▸ **The exercise**
Lift out all lines below that contain "ffffff".

[Records contained in a dataset]
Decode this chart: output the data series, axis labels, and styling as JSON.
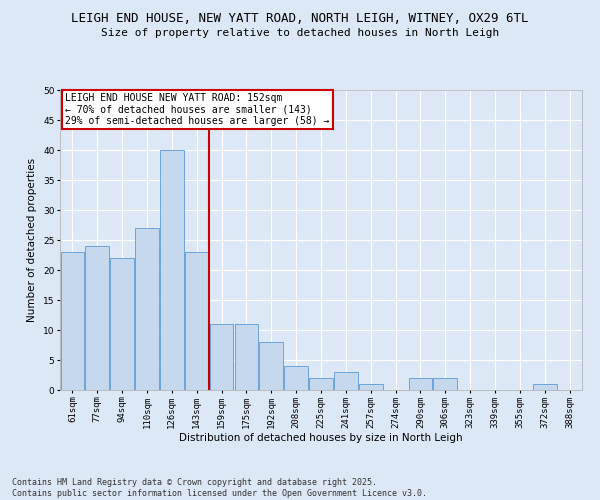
{
  "title": "LEIGH END HOUSE, NEW YATT ROAD, NORTH LEIGH, WITNEY, OX29 6TL",
  "subtitle": "Size of property relative to detached houses in North Leigh",
  "xlabel": "Distribution of detached houses by size in North Leigh",
  "ylabel": "Number of detached properties",
  "categories": [
    "61sqm",
    "77sqm",
    "94sqm",
    "110sqm",
    "126sqm",
    "143sqm",
    "159sqm",
    "175sqm",
    "192sqm",
    "208sqm",
    "225sqm",
    "241sqm",
    "257sqm",
    "274sqm",
    "290sqm",
    "306sqm",
    "323sqm",
    "339sqm",
    "355sqm",
    "372sqm",
    "388sqm"
  ],
  "values": [
    23,
    24,
    22,
    27,
    40,
    23,
    11,
    11,
    8,
    4,
    2,
    3,
    1,
    0,
    2,
    2,
    0,
    0,
    0,
    1,
    0
  ],
  "bar_color": "#c5d8ed",
  "bar_edge_color": "#5b9bd5",
  "vline_position": 5.5,
  "marker_label": "LEIGH END HOUSE NEW YATT ROAD: 152sqm",
  "annotation_line1": "← 70% of detached houses are smaller (143)",
  "annotation_line2": "29% of semi-detached houses are larger (58) →",
  "annotation_box_color": "#ffffff",
  "annotation_box_edge_color": "#cc0000",
  "vline_color": "#cc0000",
  "background_color": "#dce8f5",
  "grid_color": "#ffffff",
  "ylim": [
    0,
    50
  ],
  "yticks": [
    0,
    5,
    10,
    15,
    20,
    25,
    30,
    35,
    40,
    45,
    50
  ],
  "footer_line1": "Contains HM Land Registry data © Crown copyright and database right 2025.",
  "footer_line2": "Contains public sector information licensed under the Open Government Licence v3.0.",
  "title_fontsize": 9,
  "subtitle_fontsize": 8,
  "axis_label_fontsize": 7.5,
  "tick_fontsize": 6.5,
  "annotation_fontsize": 7,
  "footer_fontsize": 6
}
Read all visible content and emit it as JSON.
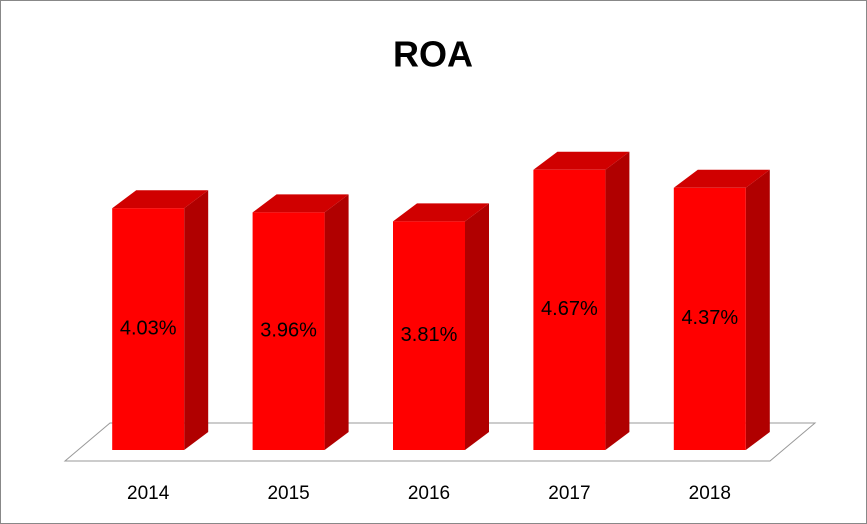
{
  "chart_data": {
    "type": "bar",
    "title": "ROA",
    "categories": [
      "2014",
      "2015",
      "2016",
      "2017",
      "2018"
    ],
    "values": [
      4.03,
      3.96,
      3.81,
      4.67,
      4.37
    ],
    "value_labels": [
      "4.03%",
      "3.96%",
      "3.81%",
      "4.67%",
      "4.37%"
    ],
    "color": "#ff0000",
    "ylim": [
      0,
      5
    ]
  }
}
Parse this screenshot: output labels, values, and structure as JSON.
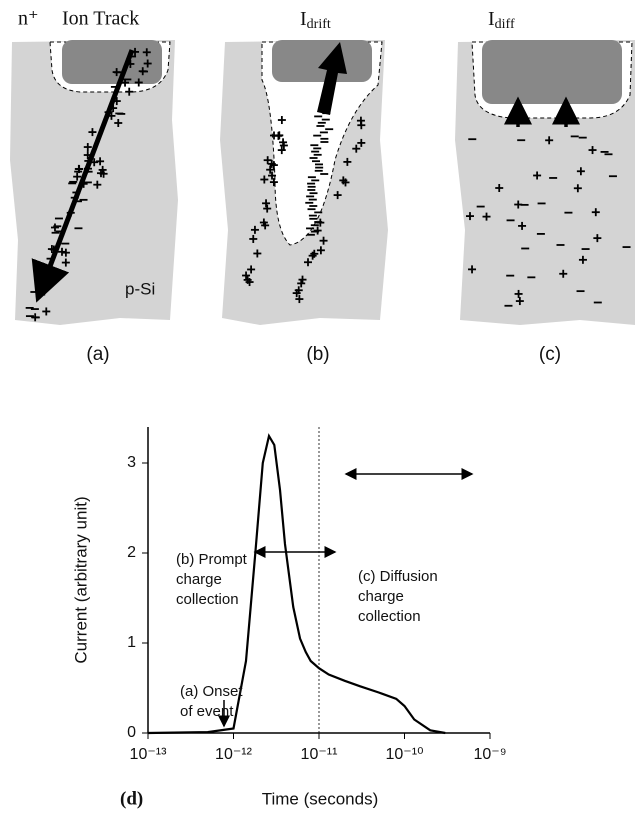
{
  "panels": {
    "a": {
      "title": {
        "main": "n⁺",
        "second": "Ion Track"
      },
      "region_label": "p-Si",
      "caption": "(a)"
    },
    "b": {
      "title": {
        "main": "I",
        "sub": "drift"
      },
      "caption": "(b)"
    },
    "c": {
      "title": {
        "main": "I",
        "sub": "diff"
      },
      "caption": "(c)"
    }
  },
  "chart_data": {
    "type": "line",
    "panel_label": "(d)",
    "xlabel": "Time (seconds)",
    "ylabel": "Current (arbitrary unit)",
    "x": [
      1e-13,
      5e-13,
      1e-12,
      1.4e-12,
      1.8e-12,
      2.2e-12,
      2.6e-12,
      3e-12,
      3.5e-12,
      4e-12,
      5e-12,
      6e-12,
      7e-12,
      8e-12,
      1e-11,
      1.3e-11,
      2e-11,
      3e-11,
      5e-11,
      8e-11,
      1e-10,
      1.3e-10,
      2e-10,
      3e-10
    ],
    "values": [
      0,
      0.01,
      0.05,
      0.8,
      2.0,
      3.0,
      3.3,
      3.2,
      2.7,
      2.1,
      1.4,
      1.05,
      0.9,
      0.8,
      0.72,
      0.65,
      0.58,
      0.52,
      0.45,
      0.38,
      0.3,
      0.15,
      0.03,
      0
    ],
    "color": "#000000",
    "xscale": "log",
    "xlim": [
      1e-13,
      1e-09
    ],
    "ylim": [
      0,
      3.4
    ],
    "xticks": [
      {
        "value": 1e-13,
        "label": "10⁻¹³"
      },
      {
        "value": 1e-12,
        "label": "10⁻¹²"
      },
      {
        "value": 1e-11,
        "label": "10⁻¹¹"
      },
      {
        "value": 1e-10,
        "label": "10⁻¹⁰"
      },
      {
        "value": 1e-09,
        "label": "10⁻⁹"
      }
    ],
    "yticks": [
      0,
      1,
      2,
      3
    ],
    "vline": 1e-11,
    "annotations": [
      {
        "lines": [
          "(b) Prompt",
          "charge",
          "collection"
        ]
      },
      {
        "lines": [
          "(c) Diffusion",
          "charge",
          "collection"
        ]
      },
      {
        "lines": [
          "(a) Onset",
          "of event"
        ]
      }
    ]
  }
}
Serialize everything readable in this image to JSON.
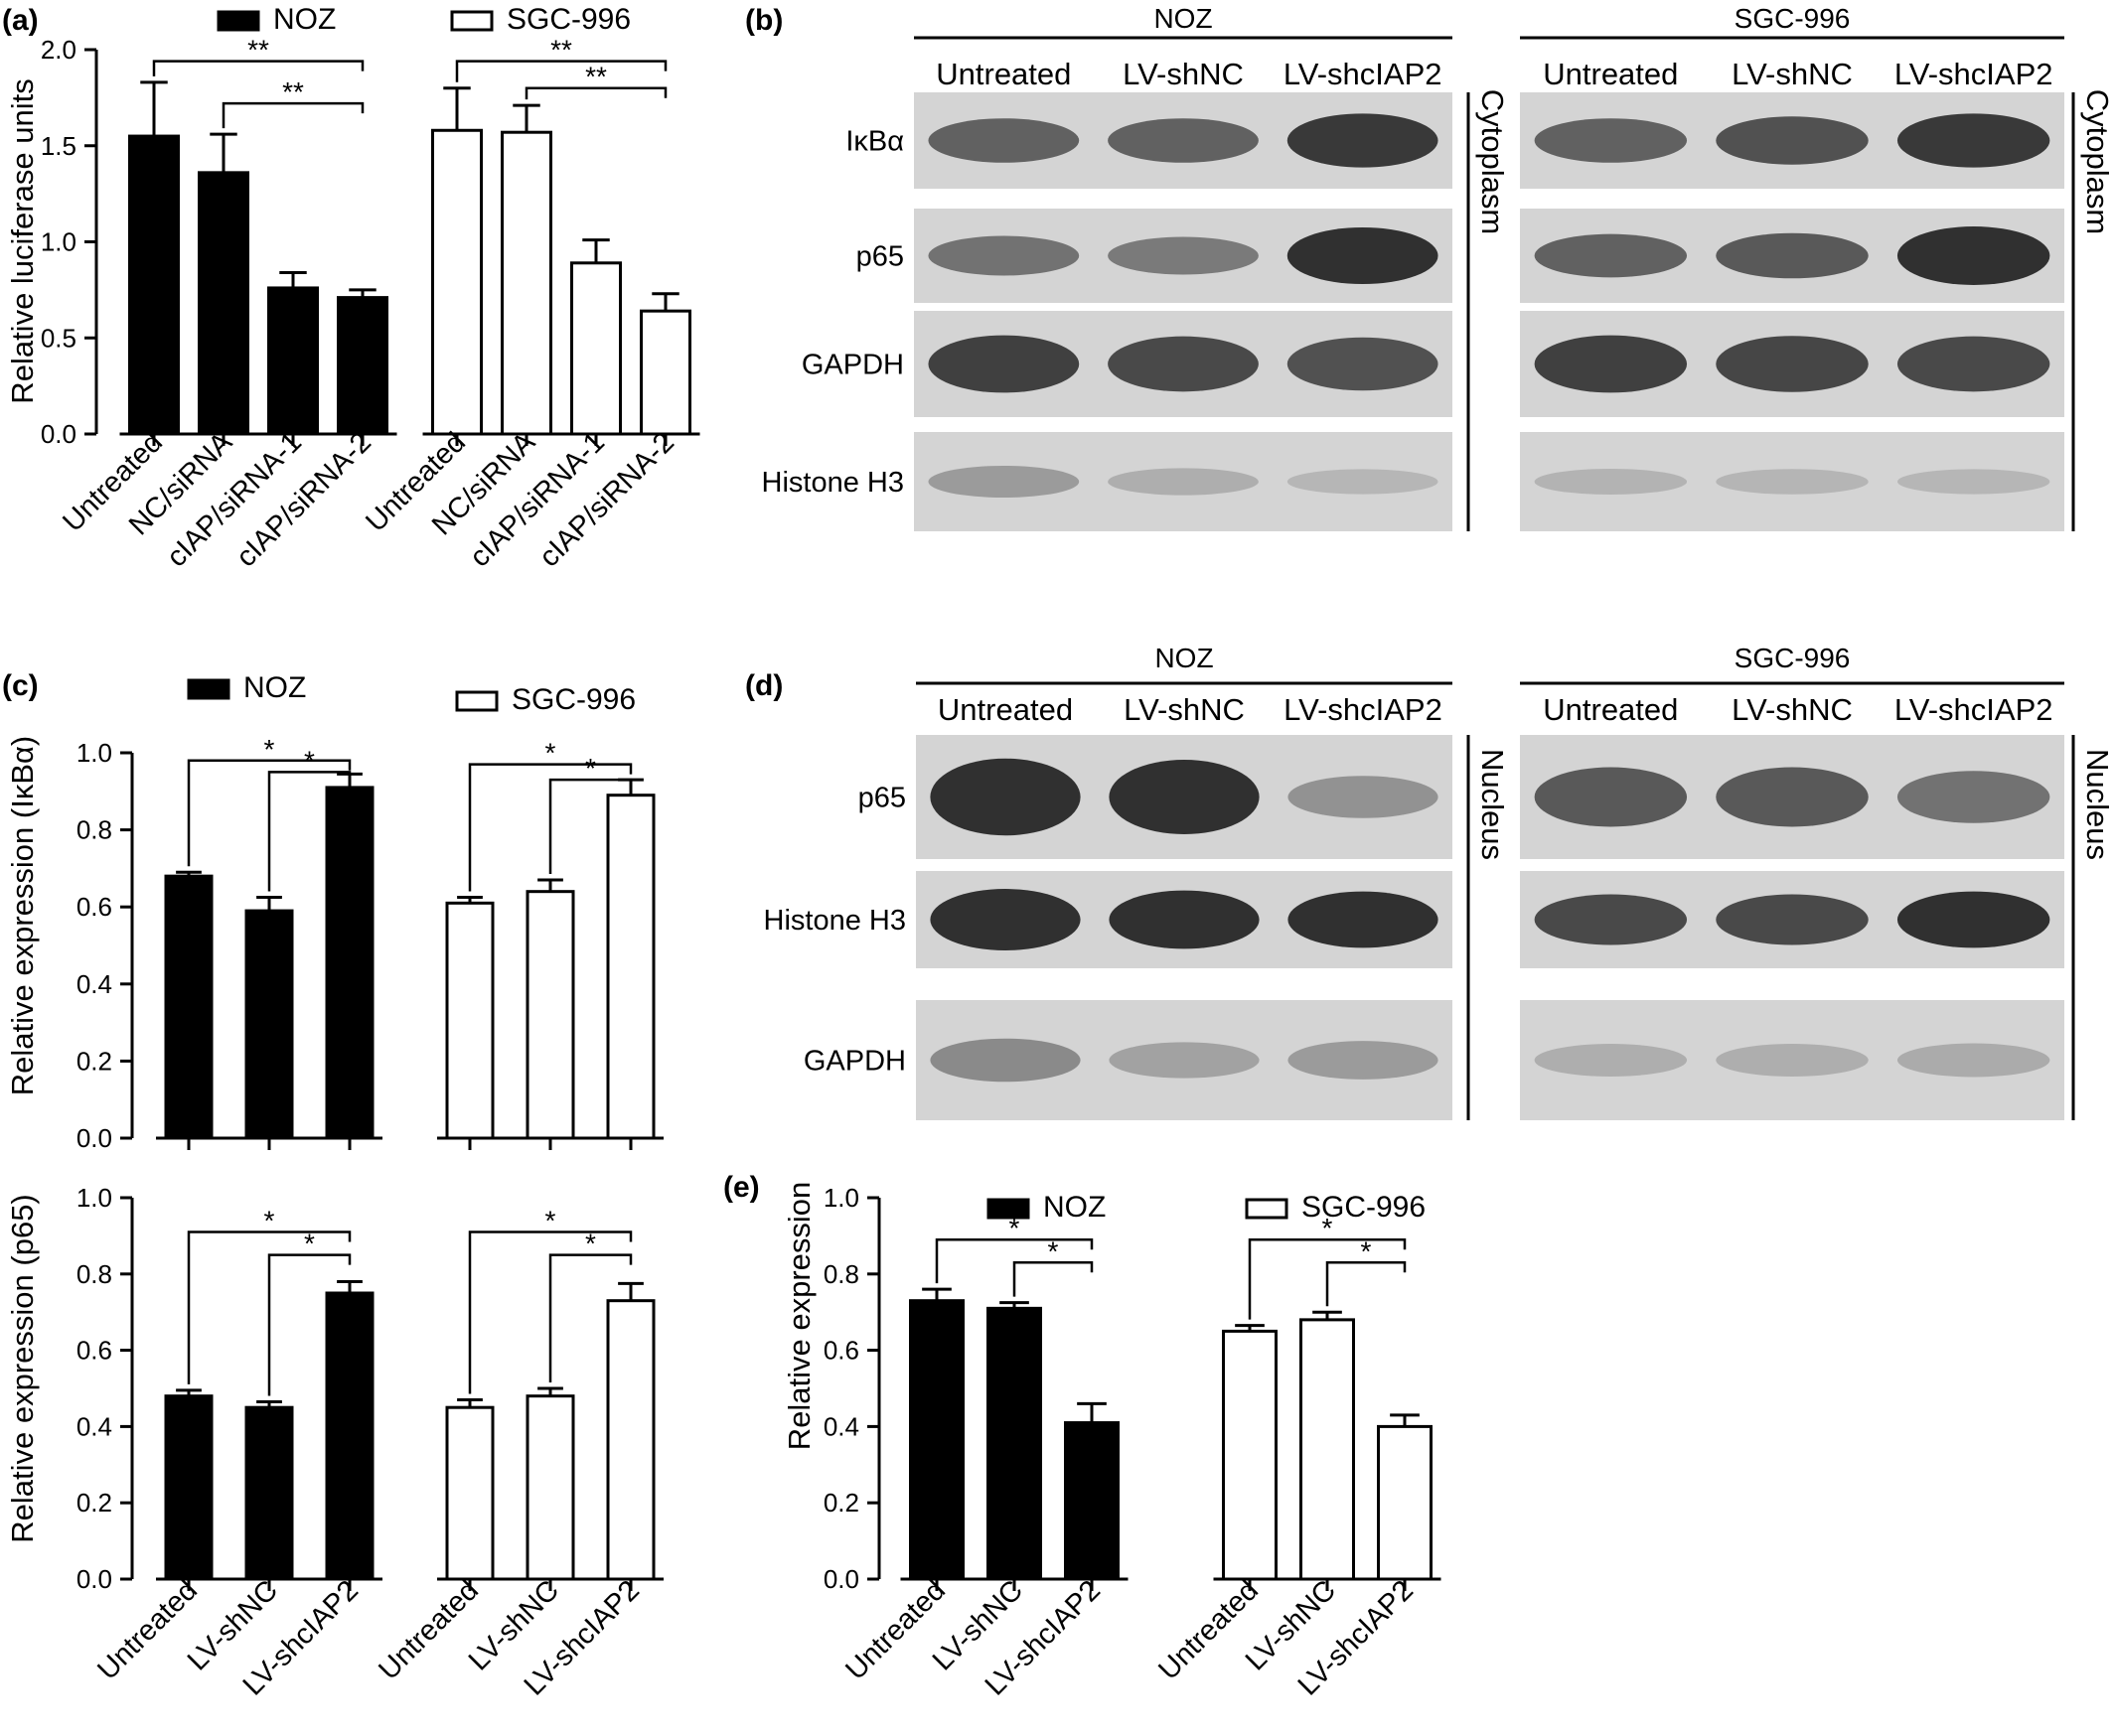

▸ **Final result**
  "annotation_box_color": "#ffffff",
  "grid_color": "#ffffff",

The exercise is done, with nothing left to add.